**EXERCISE INPUTS**.
>> START
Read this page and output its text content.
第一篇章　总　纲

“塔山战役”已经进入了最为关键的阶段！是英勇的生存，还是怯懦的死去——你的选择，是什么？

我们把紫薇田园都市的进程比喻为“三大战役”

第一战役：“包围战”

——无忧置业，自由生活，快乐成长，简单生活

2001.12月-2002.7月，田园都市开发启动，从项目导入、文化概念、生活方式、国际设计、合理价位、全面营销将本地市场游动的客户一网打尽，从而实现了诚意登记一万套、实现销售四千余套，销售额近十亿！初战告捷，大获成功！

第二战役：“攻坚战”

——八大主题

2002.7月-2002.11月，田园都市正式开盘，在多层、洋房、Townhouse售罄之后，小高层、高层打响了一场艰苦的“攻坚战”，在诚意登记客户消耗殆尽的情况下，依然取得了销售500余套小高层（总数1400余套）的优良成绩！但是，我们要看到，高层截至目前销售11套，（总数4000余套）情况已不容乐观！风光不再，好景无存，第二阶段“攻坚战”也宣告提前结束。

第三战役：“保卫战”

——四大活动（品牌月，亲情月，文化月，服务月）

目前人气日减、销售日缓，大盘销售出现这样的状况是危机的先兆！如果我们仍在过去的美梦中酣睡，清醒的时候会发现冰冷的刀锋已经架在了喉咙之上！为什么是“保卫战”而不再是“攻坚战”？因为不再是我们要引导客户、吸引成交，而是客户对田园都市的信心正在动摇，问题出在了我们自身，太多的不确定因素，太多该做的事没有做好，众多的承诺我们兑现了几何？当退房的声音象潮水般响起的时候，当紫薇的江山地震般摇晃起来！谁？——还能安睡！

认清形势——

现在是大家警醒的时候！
>> END
**EXERCISE**.
Write out all records exactly, keeping every detail.

**ANSWER BELOW**.
Read this page and output its text content.
第一篇章　总　纲

“塔山战役”已经进入了最为关键的阶段！是英勇的生存，还是怯懦的死去——你的选择，是什么？

我们把紫薇田园都市的进程比喻为“三大战役”

第一战役：“包围战”

——无忧置业，自由生活，快乐成长，简单生活

2001.12月-2002.7月，田园都市开发启动，从项目导入、文化概念、生活方式、国际设计、合理价位、全面营销将本地市场游动的客户一网打尽，从而实现了诚意登记一万套、实现销售四千余套，销售额近十亿！初战告捷，大获成功！

第二战役：“攻坚战”

——八大主题

2002.7月-2002.11月，田园都市正式开盘，在多层、洋房、Townhouse售罄之后，小高层、高层打响了一场艰苦的“攻坚战”，在诚意登记客户消耗殆尽的情况下，依然取得了销售500余套小高层（总数1400余套）的优良成绩！但是，我们要看到，高层截至目前销售11套，（总数4000余套）情况已不容乐观！风光不再，好景无存，第二阶段“攻坚战”也宣告提前结束。

第三战役：“保卫战”

——四大活动（品牌月，亲情月，文化月，服务月）

目前人气日减、销售日缓，大盘销售出现这样的状况是危机的先兆！如果我们仍在过去的美梦中酣睡，清醒的时候会发现冰冷的刀锋已经架在了喉咙之上！为什么是“保卫战”而不再是“攻坚战”？因为不再是我们要引导客户、吸引成交，而是客户对田园都市的信心正在动摇，问题出在了我们自身，太多的不确定因素，太多该做的事没有做好，众多的承诺我们兑现了几何？当退房的声音象潮水般响起的时候，当紫薇的江山地震般摇晃起来！谁？——还能安睡！

认清形势——

现在是大家警醒的时候！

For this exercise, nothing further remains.